### STATED PROBLEM A
According to the article on television networks paying news subjects, about how much did ABC pay Meagan Broussard for photos?
### STATED PROBLEM B
Transcribe from the article on television networks paying news subjects the part that opens with the words containing "ABC and NBC, embroiled" and closes with "his online behavior.".

# Start of SUPPLIED PASSAGE

ABC and NBC, embroiled in a fight for viewers in the mornings, are increasingly in the news for their willingness to pay thousands of dollars to gain exclusive access to news subjects.

The practice was especially visible last week when ABC News ran an exclusive interview with Meagan Broussard, one of the women who was sent lewd photos by Anthony Weiner, after the network paid her about $15,000 for photos. ABC said its extensive reporting, including the interview, led to Mr. Weiner’s admissions about his online behavior.

Also last week, ABC announced that Diane Sawyer had secured the first-ever interview with Jaycee Lee Dugard, the young woman held captive for 18 years in California. ABC declared that it had not paid any fee for the interview, but last year, according to a longtime ABC News executive aware of the deal, the network paid a six-figure sum for rights to home movies of Ms. Dugard.

The networks provide perks besides paychecks, too: When David Goldman, a subject in a custody battle over his son, brought his son back to the United States from Brazil last year, he was provided both a ride on a private jet by NBC and accommodations at Universal Studios, an amusement park partly owned by NBC’s parent company. Mr. Goldman’s network of choice for interviews was NBC, and he mentioned being “grateful” for their support.

More recently, a high school student in Washington State who faked a pregnancy was persuaded to appear on NBC in May in part because the network placed money in a trust fund for her future education.

Network representatives say their only payments are licensing fees for photographs and videos, not for interviews. In the case of the high school student, NBC said, “the video of the moment when she revealed to her class that she was faking was essential to her story,” the “Today” show executive producer Jim Bell said, adding, “The amount was reasonable.”

Similarly, James Goldston, the executive producer of ABC’s morning show, “Good Morning America,” said the fees paid were relatively small and called the licensing “a very small part of the work that we do.”

In other interviews last week, the licensing distinction was glossed over — and even laughed at — by current and former network employees and executives, some of whom said the practice was at best a questionable breach of ethics.

“The real issue is: by paying for interviews, are you changing the news?” said David Westin, who was the president of ABC News until last winter, when many licensing deals were done. The economic tradeoff rarely makes sense, Mr. Westin said, in a time of budget and staff cuts at network news divisions.

“If you could prove that by spending $20,000 you would make $70,000, O.K., I can justify that,” Mr. Westin said. “But I’ll be doggone if you could go through any of those payments, trace them through and see if it made any sense.”

The Poynter Institute, the journalism ethics group, said last week that the payments corrupted journalism. The group suggested that the trend could be reversed if networks would agree to pay license fees only to people not involved in the story, like eyewitnesses who happen to record a news event.

The practice of paying for interviews is common in Britain. In the United States, magazines like Us Weekly pay for wedding and baby photographs of celebrities and are often granted interviews at the same time, and tabloid shows like “TMZ” and “The Insider” pay for stories and interviews. But they are generally not held to the same standards as the network news divisions, all of which have ethics policies against paying for interviews.

So the networks pay for photos, videos, hotel rooms — even special events, as NBC did in 2007, when its entertainment division paid an estimated $2.5 million for the rights to the “Concert for Diana,” putting its news division in line for exclusive interviews with Prince William and Prince Harry.

Some news executives said that the subjects of interviews were learning how much their stories were worth. “Money is being asked for more and more of the time,” said Jeff Fager, the president of CBS News, who denounced the practice. “If you’re in the business of having to pay people to get a story, it can’t be worth it,” he said.

# End of SUPPLIED PASSAGE
# Start of DATA SEGMENT

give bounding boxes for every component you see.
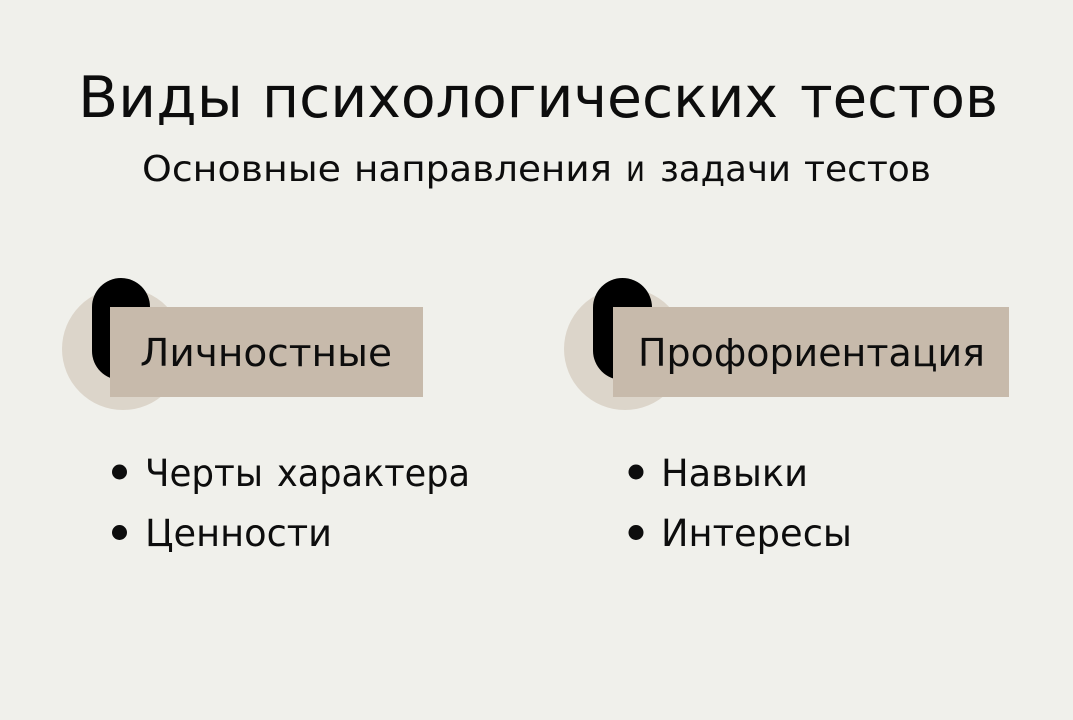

# End of DATA SEGMENT

### TASK RESPONSE A
About $15,000.

### TASK RESPONSE B
ABC and NBC, embroiled in a fight for viewers in the mornings, are increasingly in the news for their willingness to pay thousands of dollars to gain exclusive access to news subjects.

The practice was especially visible last week when ABC News ran an exclusive interview with Meagan Broussard, one of the women who was sent lewd photos by Anthony Weiner, after the network paid her about $15,000 for photos. ABC said its extensive reporting, including the interview, led to Mr. Weiner’s admissions about his online behavior.